#### Exercise objective
Below are some records. Copy every line in them that holds "聚酯纤维".

#### Source records
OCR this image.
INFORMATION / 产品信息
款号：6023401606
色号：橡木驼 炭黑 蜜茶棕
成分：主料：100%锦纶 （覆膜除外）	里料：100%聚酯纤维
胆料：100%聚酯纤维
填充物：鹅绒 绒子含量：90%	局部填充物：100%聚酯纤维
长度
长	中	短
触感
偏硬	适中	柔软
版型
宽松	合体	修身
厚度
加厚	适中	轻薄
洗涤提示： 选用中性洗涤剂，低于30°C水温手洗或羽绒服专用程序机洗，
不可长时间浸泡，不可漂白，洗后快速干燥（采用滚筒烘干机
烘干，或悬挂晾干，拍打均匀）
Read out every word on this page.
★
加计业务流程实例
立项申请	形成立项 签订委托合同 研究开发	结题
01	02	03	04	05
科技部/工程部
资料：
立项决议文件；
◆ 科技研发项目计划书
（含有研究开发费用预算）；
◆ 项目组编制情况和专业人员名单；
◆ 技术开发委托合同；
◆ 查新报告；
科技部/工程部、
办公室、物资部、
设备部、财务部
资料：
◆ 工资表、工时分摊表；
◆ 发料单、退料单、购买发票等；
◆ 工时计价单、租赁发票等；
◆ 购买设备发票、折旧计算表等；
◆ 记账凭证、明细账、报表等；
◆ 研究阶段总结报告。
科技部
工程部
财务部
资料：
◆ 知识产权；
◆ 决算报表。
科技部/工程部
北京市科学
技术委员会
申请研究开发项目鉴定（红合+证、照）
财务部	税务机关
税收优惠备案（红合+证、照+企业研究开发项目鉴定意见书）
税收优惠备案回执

#### Solved problem
成分：主料：100%锦纶 （覆膜除外）	里料：100%聚酯纤维
胆料：100%聚酯纤维
填充物：鹅绒 绒子含量：90%	局部填充物：100%聚酯纤维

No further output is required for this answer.